» **What the exercise asks**:
Where the word "SOCIALES" occurs in a line, return that line.

----

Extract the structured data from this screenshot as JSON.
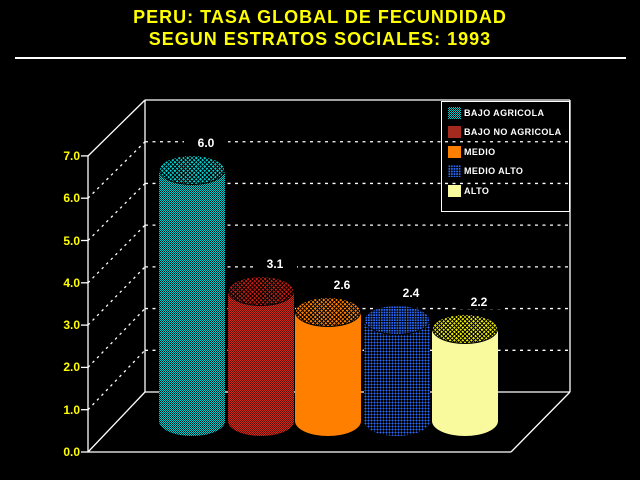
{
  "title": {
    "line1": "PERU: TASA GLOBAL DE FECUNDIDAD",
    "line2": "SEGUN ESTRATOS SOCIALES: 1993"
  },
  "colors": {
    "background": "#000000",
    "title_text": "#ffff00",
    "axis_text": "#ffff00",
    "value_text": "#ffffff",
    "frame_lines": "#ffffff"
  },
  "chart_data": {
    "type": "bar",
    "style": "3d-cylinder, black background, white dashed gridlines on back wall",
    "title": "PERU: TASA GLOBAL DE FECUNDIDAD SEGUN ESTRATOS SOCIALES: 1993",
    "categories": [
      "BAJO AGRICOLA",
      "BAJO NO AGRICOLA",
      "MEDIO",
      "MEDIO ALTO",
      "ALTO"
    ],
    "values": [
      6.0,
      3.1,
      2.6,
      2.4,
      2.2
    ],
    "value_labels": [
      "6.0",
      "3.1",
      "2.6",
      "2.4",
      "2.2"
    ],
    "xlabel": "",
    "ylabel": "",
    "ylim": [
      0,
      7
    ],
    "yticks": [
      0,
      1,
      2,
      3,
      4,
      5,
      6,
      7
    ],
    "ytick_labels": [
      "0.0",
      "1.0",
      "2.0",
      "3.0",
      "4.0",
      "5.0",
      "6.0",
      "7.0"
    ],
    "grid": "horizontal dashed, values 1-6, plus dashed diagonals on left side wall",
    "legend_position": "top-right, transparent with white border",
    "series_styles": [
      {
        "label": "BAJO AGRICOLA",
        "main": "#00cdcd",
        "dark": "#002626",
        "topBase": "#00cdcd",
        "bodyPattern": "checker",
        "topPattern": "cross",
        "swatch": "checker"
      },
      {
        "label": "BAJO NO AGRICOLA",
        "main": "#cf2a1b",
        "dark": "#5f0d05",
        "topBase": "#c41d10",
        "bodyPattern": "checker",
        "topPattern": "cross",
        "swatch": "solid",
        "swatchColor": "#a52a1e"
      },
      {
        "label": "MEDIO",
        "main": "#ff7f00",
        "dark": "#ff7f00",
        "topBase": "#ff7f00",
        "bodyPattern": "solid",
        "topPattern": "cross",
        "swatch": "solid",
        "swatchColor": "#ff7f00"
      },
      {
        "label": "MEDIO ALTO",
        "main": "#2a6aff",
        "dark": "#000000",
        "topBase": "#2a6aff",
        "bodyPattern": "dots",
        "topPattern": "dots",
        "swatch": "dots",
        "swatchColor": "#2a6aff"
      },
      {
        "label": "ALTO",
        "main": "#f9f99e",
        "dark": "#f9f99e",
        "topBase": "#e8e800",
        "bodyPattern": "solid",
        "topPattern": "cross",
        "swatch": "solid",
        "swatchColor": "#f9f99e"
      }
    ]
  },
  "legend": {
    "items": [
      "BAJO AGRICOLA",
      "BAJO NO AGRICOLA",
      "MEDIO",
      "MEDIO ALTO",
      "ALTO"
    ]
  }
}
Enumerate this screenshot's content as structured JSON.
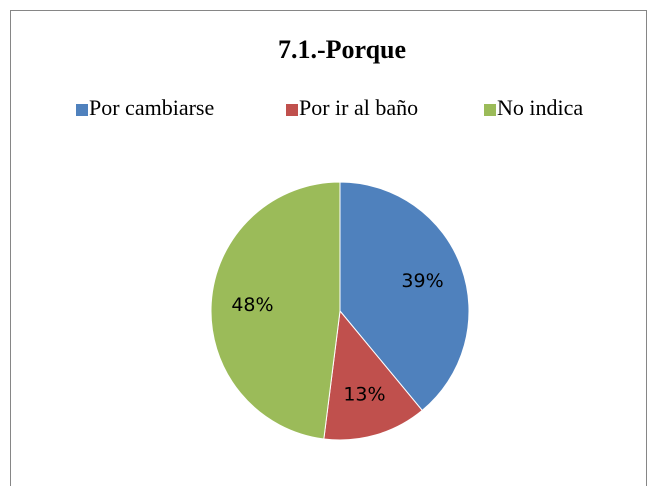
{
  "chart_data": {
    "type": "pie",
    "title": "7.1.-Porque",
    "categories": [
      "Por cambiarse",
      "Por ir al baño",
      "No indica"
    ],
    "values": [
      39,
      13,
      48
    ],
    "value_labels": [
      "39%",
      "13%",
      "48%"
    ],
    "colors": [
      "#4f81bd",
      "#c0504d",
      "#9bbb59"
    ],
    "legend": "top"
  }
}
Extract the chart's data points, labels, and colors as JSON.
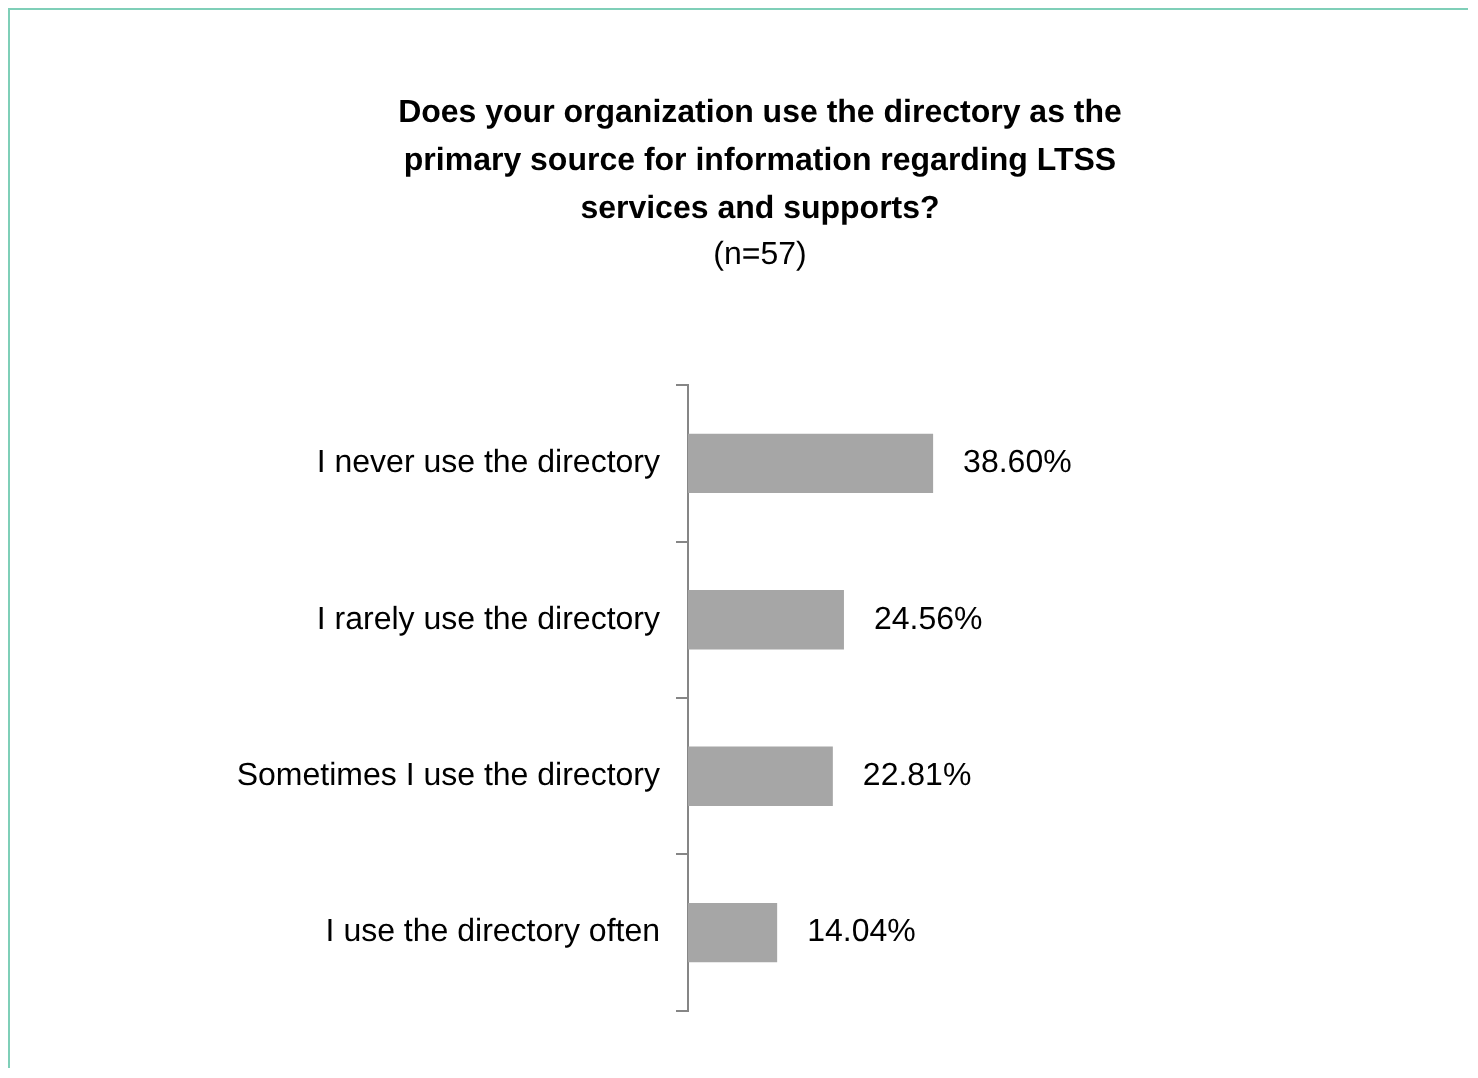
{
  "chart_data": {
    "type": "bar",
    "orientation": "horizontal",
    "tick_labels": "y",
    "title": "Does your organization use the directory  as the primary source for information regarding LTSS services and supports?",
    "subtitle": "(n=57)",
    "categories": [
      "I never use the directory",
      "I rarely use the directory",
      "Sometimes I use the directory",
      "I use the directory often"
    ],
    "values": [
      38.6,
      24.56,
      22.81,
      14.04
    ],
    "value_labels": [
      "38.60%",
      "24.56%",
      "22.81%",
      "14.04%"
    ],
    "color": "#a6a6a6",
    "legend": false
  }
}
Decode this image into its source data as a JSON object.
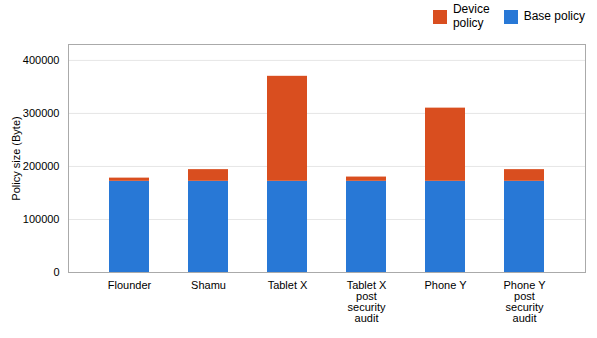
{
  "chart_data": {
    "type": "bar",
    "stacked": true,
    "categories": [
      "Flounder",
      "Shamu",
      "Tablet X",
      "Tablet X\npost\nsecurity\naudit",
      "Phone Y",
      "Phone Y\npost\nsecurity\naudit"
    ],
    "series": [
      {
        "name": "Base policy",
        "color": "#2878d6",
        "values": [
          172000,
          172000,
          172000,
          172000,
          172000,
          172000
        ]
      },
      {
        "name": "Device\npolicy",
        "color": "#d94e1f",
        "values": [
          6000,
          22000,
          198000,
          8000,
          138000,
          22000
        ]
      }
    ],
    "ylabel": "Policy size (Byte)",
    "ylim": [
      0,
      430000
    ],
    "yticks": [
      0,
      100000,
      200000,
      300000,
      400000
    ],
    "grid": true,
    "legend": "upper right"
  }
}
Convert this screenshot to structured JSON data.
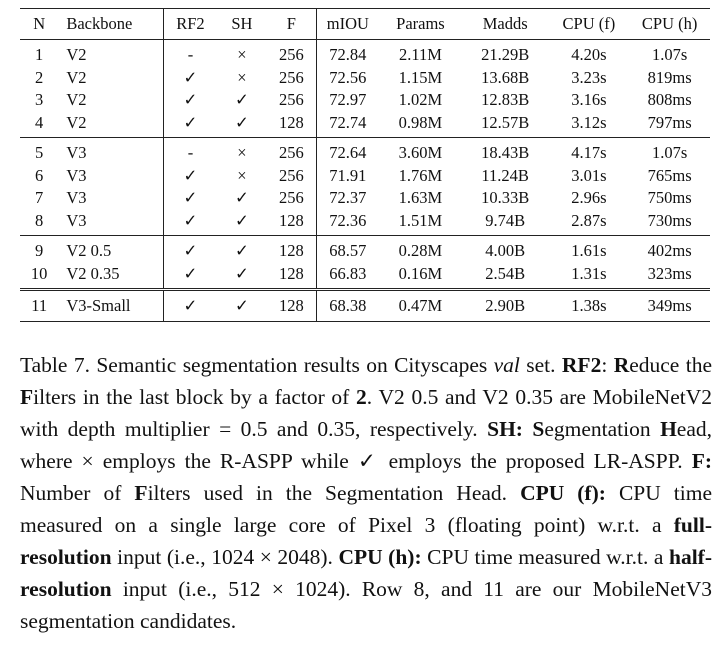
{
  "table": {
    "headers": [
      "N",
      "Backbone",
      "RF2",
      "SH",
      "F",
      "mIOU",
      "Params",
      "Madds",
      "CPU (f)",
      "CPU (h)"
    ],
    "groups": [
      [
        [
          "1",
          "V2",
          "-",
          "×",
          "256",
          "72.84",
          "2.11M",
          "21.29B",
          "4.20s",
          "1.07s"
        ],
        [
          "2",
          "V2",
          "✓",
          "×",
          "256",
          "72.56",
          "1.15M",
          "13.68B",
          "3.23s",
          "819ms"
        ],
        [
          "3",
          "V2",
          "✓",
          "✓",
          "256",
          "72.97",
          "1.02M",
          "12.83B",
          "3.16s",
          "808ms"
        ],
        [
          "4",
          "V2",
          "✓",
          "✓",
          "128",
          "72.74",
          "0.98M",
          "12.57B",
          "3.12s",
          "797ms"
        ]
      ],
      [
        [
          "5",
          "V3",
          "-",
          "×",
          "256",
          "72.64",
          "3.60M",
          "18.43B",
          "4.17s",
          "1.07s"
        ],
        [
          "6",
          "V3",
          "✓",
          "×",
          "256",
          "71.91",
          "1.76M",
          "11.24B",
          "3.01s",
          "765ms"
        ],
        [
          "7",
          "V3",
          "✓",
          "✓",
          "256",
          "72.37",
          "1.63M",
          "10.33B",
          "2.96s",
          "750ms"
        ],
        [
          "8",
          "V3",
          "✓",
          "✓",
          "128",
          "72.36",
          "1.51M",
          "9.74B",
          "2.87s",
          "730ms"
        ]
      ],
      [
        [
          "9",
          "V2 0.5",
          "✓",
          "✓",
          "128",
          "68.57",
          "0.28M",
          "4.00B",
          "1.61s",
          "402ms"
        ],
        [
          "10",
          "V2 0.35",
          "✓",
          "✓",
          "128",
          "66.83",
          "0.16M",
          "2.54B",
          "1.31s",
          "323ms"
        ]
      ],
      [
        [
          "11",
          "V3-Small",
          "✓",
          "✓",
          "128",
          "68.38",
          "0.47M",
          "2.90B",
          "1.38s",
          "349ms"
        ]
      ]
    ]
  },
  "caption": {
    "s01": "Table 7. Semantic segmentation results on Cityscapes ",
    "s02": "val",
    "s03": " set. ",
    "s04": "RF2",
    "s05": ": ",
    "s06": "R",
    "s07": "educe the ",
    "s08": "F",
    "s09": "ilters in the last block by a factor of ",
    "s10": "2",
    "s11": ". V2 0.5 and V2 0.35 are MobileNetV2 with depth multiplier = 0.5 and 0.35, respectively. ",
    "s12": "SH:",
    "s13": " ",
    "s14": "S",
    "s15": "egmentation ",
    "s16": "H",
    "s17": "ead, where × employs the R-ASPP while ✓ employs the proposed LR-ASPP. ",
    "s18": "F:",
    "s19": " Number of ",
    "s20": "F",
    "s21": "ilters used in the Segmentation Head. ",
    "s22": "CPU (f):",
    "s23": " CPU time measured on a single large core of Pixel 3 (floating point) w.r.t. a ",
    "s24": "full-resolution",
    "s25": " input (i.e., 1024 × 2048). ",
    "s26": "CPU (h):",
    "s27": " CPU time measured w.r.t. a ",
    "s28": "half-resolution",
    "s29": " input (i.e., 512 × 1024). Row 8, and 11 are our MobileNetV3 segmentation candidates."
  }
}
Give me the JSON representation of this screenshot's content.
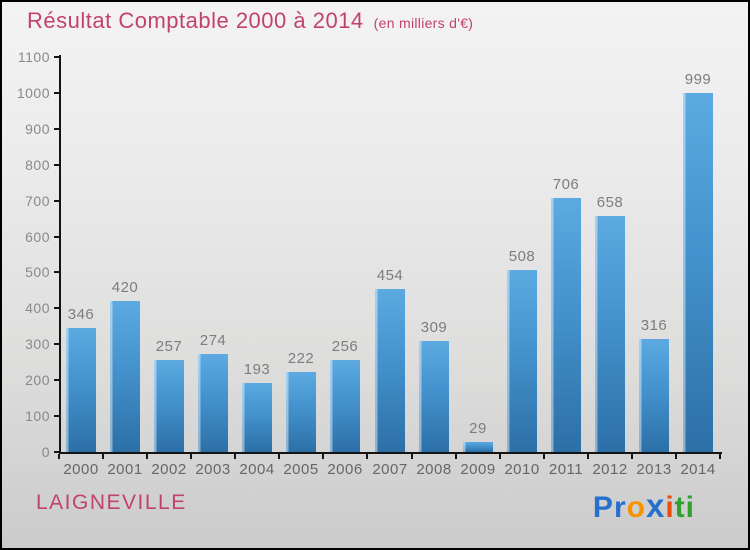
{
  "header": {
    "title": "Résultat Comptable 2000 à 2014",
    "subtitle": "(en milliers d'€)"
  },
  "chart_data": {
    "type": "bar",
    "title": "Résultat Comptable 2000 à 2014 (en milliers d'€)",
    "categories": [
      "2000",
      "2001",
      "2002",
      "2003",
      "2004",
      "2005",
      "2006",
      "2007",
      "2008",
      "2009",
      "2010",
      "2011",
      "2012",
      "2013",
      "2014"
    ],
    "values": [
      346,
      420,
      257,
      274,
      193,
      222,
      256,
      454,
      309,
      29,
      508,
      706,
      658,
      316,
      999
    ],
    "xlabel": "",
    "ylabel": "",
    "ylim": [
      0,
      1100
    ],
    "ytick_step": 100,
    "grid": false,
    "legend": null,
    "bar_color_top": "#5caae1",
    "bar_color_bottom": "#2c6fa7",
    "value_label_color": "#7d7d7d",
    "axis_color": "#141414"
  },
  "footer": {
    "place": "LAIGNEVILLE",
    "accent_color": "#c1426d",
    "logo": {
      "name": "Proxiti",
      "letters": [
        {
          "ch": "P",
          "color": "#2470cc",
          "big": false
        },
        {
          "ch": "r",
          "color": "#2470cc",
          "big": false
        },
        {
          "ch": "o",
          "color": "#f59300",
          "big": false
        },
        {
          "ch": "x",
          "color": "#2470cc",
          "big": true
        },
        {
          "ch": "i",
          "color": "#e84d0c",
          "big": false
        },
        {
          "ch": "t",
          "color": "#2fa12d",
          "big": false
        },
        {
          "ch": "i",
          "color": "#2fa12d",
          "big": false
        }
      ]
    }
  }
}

----

» **Answer for the task**:
    "line2": "SEGUN ESTRATOS SOCIALES: 1993"
    "title": "PERU: TASA GLOBAL DE FECUNDIDAD SEGUN ESTRATOS SOCIALES: 1993",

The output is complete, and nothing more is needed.